▶ [What you will do]: In the listing below, count the lines containing the string "Hispanic" and state only the number.

++++++

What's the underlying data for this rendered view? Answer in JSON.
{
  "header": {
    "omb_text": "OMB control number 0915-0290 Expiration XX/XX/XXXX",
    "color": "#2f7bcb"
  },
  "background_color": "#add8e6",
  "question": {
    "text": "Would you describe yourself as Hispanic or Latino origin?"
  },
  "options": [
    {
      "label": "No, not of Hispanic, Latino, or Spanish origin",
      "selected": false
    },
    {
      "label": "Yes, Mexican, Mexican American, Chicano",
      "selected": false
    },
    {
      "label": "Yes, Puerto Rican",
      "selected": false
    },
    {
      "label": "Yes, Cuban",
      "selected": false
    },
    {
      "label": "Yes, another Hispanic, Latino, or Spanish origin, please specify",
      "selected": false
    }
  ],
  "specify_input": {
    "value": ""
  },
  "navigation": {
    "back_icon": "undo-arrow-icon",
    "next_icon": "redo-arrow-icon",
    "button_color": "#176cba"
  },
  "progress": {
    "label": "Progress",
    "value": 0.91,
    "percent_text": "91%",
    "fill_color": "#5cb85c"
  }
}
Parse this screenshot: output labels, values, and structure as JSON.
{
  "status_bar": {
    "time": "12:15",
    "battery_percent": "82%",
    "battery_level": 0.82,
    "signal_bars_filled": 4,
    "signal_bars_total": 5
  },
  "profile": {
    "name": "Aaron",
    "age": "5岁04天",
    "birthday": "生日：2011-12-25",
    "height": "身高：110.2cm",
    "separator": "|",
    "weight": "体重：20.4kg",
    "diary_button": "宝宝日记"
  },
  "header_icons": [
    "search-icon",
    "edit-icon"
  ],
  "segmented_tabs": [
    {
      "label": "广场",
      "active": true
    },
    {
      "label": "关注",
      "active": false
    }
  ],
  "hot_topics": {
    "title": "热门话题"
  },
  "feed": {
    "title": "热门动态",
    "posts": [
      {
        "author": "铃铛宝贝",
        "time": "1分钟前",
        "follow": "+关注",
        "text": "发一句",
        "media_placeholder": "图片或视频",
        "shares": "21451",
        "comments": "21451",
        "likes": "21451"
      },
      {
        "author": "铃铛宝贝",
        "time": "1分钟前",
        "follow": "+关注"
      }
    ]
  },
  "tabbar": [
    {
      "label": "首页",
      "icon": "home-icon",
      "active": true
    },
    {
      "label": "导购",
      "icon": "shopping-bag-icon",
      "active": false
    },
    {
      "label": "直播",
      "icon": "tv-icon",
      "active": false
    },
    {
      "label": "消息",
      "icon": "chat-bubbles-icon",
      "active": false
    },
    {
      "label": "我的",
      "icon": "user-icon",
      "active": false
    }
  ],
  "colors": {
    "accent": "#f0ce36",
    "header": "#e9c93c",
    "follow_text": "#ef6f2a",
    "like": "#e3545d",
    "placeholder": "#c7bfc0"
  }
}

++++++

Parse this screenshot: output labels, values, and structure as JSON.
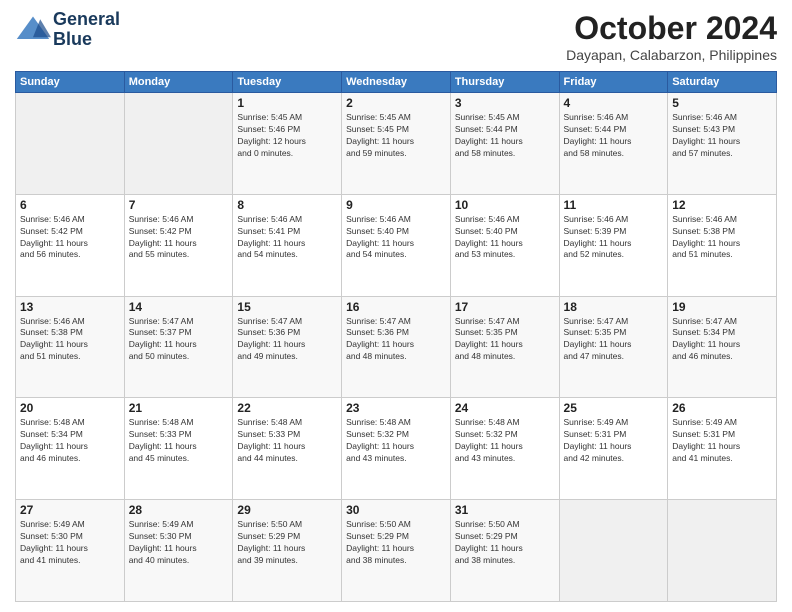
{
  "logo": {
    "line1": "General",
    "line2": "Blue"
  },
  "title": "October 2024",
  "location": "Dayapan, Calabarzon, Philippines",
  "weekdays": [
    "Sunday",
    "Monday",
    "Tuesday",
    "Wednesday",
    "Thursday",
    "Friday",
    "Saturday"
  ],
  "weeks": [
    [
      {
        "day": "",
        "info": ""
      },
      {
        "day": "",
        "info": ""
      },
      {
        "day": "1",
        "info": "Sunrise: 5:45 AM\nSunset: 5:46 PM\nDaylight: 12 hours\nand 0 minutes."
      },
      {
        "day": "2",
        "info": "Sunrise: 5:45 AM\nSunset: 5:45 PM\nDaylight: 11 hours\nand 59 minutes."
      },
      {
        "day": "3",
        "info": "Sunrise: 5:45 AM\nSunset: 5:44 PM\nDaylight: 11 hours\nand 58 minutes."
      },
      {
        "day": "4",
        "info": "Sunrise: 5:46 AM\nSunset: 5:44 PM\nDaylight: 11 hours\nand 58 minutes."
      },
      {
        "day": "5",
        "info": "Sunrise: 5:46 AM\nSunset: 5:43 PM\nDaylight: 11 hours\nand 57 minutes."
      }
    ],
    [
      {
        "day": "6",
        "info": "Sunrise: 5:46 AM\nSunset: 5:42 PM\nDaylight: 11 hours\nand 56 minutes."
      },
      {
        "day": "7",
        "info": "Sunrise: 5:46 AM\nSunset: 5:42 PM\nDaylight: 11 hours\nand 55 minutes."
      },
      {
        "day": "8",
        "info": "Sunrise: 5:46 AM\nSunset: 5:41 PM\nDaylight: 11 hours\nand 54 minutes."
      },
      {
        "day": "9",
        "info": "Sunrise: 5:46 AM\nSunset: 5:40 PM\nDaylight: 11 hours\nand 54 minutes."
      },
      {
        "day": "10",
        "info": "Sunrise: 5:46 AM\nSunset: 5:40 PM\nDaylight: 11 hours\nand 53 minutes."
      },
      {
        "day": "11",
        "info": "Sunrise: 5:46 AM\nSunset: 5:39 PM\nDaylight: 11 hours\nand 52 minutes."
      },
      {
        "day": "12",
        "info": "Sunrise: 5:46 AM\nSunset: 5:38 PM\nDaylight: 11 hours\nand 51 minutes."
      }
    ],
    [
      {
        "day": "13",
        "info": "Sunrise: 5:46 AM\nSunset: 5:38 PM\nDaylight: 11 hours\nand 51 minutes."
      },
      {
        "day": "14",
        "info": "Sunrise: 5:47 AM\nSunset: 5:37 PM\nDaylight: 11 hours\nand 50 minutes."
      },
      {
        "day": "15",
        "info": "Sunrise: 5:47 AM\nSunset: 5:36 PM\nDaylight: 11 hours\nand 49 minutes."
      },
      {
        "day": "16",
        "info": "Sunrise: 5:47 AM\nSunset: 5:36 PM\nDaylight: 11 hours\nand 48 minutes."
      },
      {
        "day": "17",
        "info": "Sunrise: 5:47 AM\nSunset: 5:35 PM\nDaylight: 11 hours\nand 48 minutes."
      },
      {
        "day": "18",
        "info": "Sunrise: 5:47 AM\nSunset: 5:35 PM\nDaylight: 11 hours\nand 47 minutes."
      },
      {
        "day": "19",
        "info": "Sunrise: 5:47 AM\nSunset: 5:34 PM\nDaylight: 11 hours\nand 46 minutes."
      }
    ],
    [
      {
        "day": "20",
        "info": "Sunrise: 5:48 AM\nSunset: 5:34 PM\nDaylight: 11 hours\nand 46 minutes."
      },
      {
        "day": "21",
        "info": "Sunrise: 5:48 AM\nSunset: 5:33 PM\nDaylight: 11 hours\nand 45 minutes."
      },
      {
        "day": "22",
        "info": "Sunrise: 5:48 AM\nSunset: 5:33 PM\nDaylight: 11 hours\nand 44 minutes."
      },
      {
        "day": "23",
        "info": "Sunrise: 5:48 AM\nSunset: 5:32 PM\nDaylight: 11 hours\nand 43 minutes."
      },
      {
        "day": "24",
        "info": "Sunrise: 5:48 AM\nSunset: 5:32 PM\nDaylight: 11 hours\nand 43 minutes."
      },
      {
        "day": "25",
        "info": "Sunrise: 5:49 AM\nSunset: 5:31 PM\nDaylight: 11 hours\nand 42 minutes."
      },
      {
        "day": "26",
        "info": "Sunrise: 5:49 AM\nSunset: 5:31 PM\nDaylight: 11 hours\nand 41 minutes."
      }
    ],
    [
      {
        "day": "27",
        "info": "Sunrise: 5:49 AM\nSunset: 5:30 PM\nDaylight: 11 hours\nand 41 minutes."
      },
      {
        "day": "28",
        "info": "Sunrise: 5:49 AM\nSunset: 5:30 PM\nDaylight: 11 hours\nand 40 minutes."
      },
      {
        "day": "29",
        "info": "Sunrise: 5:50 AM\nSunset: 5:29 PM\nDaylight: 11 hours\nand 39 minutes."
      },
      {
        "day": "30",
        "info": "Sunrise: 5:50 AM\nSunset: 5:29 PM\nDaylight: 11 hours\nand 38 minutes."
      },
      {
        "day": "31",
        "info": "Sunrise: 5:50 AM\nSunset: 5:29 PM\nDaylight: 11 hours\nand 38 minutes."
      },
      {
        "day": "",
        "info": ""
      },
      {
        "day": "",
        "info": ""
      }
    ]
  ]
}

++++++

▶ [The response]: 3